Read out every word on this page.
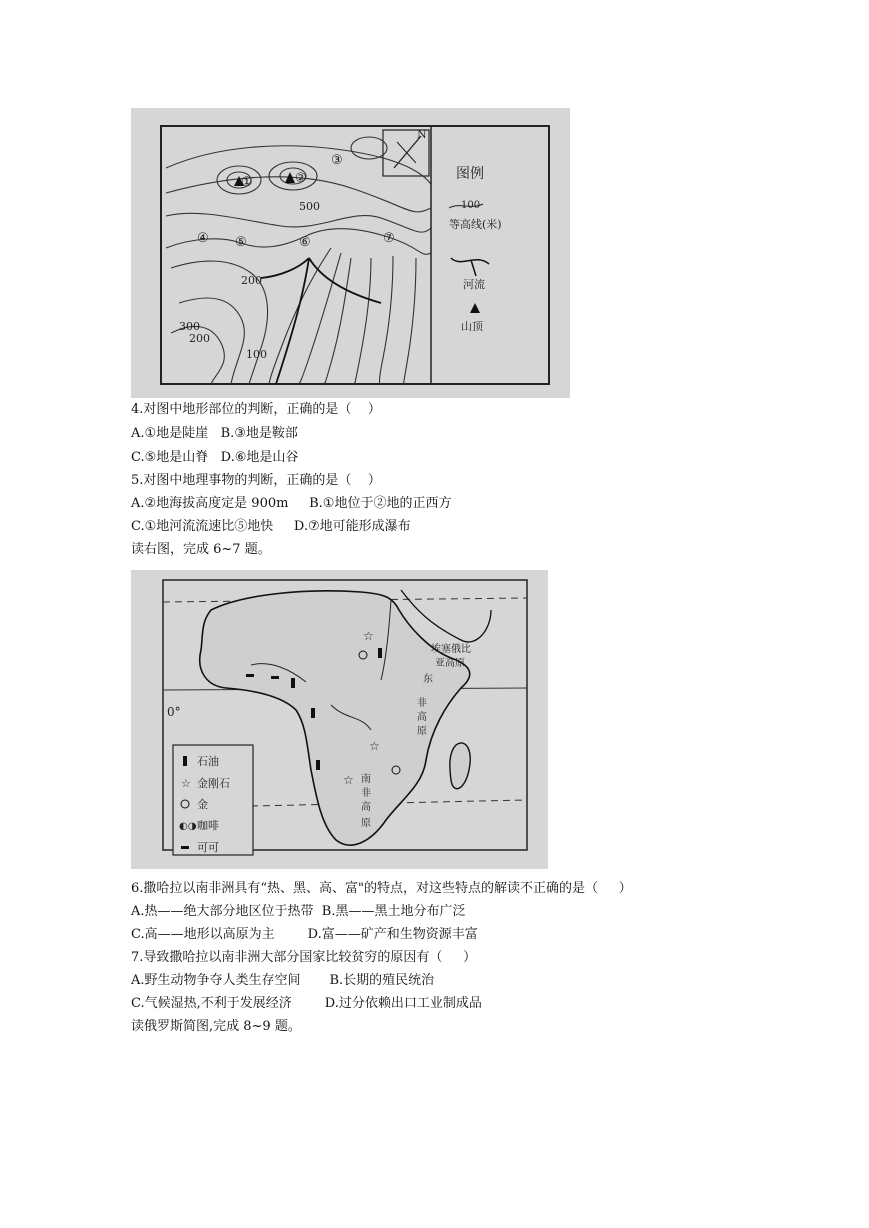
N
500
200
300
200
100
①	②
③
④ ⑤	⑥	⑦
图例
100
等高线(米)
河流
山顶
4.对图中地形部位的判断，正确的是（    ）
A.①地是陡崖   B.③地是鞍部
C.⑤地是山脊   D.⑥地是山谷
5.对图中地理事物的判断，正确的是（    ）
A.②地海拔高度定是 900m     B.①地位于②地的正西方
C.①地河流流速比⑤地快     D.⑦地可能形成瀑布
读右图，完成 6~7 题。
0°
☆
☆
☆
埃塞俄比
亚高原
东
非
高
原
南
非
高
原
石油
☆ 金刚石
金
◐◑ 咖啡
可可
6.撒哈拉以南非洲具有“热、黑、高、富"的特点，对这些特点的解读不正确的是（     ）
A.热——绝大部分地区位于热带  B.黑——黑土地分布广泛
C.高——地形以高原为主        D.富——矿产和生物资源丰富
7.导致撒哈拉以南非洲大部分国家比较贫穷的原因有（     ）
A.野生动物争夺人类生存空间       B.长期的殖民统治
C.气候湿热,不利于发展经济        D.过分依赖出口工业制成品
读俄罗斯简图,完成 8~9 题。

▬▬▬▬▬▬▬▬▬▬

YOUR TASK: Omit the pictures and output all of the other material exactly.

RESULT:
Read out every word on this page.
N
500
200
300
200
100
①	②
③
④ ⑤	⑥	⑦
图例
100
等高线(米)
河流
山顶
4.对图中地形部位的判断，正确的是（    ）
A.①地是陡崖   B.③地是鞍部
C.⑤地是山脊   D.⑥地是山谷
5.对图中地理事物的判断，正确的是（    ）
A.②地海拔高度定是 900m     B.①地位于②地的正西方
C.①地河流流速比⑤地快     D.⑦地可能形成瀑布
读右图，完成 6~7 题。
0°
☆
☆
☆
埃塞俄比
亚高原
东
非
高
原
南
非
高
原
石油
☆ 金刚石
金
◐◑ 咖啡
可可
6.撒哈拉以南非洲具有“热、黑、高、富"的特点，对这些特点的解读不正确的是（     ）
A.热——绝大部分地区位于热带  B.黑——黑土地分布广泛
C.高——地形以高原为主        D.富——矿产和生物资源丰富
7.导致撒哈拉以南非洲大部分国家比较贫穷的原因有（     ）
A.野生动物争夺人类生存空间       B.长期的殖民统治
C.气候湿热,不利于发展经济        D.过分依赖出口工业制成品
读俄罗斯简图,完成 8~9 题。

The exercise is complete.